Dataset records:

**********

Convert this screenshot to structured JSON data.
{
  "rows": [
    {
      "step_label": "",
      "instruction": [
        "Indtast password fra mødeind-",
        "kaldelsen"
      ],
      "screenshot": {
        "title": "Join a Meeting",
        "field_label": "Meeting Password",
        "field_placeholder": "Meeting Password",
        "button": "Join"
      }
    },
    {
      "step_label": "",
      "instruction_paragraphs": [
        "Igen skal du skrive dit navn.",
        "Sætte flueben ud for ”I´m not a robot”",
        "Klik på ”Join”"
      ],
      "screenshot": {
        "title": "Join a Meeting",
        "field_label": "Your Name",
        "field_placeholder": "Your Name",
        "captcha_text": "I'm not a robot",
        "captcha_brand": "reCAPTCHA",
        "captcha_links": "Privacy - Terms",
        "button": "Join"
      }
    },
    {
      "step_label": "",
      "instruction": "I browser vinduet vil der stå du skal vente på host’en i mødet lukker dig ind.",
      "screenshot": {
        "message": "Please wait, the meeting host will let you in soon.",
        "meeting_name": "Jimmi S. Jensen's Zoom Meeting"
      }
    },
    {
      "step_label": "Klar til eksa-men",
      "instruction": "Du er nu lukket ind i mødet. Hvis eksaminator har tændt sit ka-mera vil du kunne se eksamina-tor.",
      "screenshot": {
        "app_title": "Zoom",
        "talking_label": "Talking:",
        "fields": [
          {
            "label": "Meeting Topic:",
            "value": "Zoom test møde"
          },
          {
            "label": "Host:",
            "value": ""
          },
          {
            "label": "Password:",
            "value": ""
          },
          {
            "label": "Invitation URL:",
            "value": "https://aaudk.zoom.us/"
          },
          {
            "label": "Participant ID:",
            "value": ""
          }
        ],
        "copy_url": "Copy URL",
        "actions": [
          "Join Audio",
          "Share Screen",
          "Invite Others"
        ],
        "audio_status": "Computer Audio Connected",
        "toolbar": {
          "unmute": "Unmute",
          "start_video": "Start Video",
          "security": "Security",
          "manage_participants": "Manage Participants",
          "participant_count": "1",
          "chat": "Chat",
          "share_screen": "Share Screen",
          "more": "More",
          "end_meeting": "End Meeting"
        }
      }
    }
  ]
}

**********

WHAT TO PRODUCE>
Write out every line from the entries where "Your" appears.

COMPLETED TASK>
        "field_label": "Your Name",
        "field_placeholder": "Your Name",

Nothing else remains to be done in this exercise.